> RECORDS TO PROCESS
* start *
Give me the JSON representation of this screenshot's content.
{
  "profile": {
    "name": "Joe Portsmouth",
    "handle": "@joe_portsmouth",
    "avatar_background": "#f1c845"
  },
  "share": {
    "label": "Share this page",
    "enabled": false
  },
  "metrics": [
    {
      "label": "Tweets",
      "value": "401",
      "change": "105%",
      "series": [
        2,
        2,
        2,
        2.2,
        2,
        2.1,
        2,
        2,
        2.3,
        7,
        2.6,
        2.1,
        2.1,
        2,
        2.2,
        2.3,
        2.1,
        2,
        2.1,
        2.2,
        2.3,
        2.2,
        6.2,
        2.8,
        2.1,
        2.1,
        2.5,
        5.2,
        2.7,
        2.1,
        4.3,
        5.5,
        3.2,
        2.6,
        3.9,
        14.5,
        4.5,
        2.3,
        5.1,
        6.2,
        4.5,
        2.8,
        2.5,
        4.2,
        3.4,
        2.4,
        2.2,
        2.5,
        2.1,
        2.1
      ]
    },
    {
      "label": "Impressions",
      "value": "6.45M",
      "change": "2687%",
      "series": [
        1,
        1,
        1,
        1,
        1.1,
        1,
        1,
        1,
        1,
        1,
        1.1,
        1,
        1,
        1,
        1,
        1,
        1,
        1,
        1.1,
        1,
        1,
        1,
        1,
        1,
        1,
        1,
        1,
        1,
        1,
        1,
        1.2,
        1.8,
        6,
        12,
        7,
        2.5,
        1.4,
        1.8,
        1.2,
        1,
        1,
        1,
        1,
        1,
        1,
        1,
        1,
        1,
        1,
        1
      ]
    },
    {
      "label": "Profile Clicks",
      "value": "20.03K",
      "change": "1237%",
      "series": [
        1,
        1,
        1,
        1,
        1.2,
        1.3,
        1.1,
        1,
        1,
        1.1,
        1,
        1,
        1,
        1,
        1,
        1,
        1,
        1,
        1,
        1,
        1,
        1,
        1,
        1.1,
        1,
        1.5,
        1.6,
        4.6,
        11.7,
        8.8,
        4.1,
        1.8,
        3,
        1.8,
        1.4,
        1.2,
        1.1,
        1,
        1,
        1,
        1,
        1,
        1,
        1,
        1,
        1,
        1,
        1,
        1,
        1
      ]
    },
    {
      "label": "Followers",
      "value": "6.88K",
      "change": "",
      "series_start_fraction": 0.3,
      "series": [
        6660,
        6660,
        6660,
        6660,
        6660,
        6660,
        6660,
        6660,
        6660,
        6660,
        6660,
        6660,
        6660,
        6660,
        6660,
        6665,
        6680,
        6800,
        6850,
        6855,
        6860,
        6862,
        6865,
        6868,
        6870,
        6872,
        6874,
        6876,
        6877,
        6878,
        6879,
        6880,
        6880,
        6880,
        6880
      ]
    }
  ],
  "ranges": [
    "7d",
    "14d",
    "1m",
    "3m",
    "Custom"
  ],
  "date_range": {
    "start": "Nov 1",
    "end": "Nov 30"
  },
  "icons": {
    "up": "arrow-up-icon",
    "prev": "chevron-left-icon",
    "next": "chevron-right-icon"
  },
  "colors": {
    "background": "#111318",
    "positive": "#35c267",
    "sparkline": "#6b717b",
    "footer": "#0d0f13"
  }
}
* end *
* start *
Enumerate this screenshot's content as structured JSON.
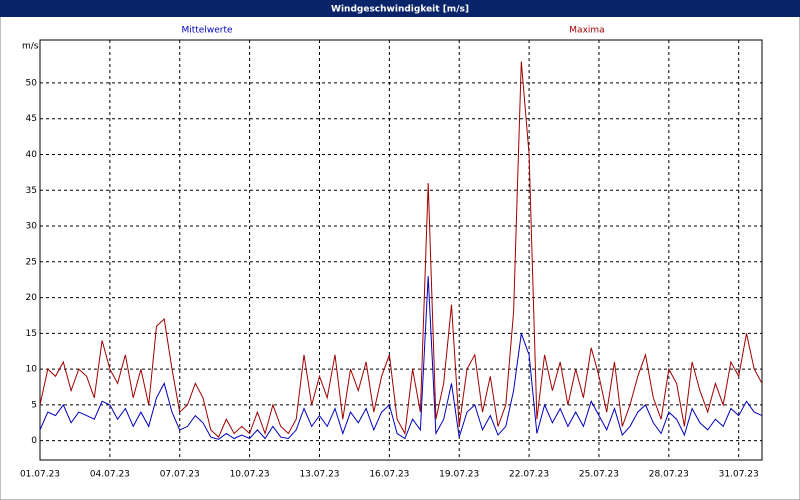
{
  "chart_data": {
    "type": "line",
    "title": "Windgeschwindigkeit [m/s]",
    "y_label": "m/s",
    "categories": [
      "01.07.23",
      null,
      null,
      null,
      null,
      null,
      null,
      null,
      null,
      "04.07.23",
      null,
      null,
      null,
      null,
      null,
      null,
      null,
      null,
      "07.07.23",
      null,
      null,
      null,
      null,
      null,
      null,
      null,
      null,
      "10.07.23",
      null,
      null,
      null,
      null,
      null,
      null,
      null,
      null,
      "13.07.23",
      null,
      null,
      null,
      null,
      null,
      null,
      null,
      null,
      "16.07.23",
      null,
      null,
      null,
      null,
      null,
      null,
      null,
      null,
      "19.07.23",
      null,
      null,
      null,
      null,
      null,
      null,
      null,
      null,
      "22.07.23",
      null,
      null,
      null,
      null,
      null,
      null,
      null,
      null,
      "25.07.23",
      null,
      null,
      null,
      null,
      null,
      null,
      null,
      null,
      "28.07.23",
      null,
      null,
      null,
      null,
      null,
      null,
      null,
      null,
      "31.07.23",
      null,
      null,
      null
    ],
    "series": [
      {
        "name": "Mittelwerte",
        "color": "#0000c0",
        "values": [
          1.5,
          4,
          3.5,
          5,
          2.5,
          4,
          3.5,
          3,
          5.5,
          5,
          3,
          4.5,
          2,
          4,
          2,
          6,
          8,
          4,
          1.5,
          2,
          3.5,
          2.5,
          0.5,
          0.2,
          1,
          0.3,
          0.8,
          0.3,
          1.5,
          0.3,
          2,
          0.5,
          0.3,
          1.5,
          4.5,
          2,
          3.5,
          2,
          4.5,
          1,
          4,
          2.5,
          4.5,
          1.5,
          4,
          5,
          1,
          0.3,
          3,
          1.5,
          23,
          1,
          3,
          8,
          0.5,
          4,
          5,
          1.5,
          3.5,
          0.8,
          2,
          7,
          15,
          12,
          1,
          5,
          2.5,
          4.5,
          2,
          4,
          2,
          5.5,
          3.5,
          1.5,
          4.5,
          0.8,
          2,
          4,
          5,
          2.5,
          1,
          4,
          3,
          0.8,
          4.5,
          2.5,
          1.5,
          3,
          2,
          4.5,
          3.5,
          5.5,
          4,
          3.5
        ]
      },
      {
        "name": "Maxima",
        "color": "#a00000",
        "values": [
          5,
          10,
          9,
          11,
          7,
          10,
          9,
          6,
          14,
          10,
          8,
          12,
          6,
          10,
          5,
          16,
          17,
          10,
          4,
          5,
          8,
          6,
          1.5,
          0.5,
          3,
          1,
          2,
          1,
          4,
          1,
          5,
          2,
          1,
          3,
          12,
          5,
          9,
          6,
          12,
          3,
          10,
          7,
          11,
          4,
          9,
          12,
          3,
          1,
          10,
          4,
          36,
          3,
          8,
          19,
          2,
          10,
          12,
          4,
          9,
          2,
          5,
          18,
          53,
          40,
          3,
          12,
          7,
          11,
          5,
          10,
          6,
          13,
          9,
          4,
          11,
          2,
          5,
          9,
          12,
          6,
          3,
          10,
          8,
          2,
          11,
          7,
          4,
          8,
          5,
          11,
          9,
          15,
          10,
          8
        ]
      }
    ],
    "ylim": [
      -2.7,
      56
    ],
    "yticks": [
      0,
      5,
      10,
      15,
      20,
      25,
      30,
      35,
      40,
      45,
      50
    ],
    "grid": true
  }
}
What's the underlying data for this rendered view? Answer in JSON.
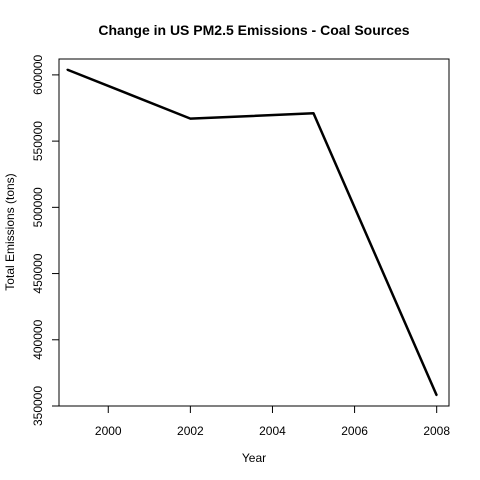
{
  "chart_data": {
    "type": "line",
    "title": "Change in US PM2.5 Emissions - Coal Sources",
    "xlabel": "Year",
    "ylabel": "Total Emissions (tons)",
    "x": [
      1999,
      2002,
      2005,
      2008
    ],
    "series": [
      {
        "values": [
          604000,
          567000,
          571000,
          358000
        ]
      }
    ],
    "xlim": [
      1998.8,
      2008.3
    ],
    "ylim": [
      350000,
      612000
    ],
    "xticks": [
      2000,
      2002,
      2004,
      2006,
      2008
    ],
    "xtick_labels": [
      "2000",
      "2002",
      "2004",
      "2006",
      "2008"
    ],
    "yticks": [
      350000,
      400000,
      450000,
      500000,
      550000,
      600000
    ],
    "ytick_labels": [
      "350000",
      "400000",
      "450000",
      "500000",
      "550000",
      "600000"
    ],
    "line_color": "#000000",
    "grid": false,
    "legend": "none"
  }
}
* end *
> REQUIRED TASK
Among the entries above, how many lines hold the string "Emissions"? Give the number by itself.

> OUTPUT FOR THIS EXERCISE
2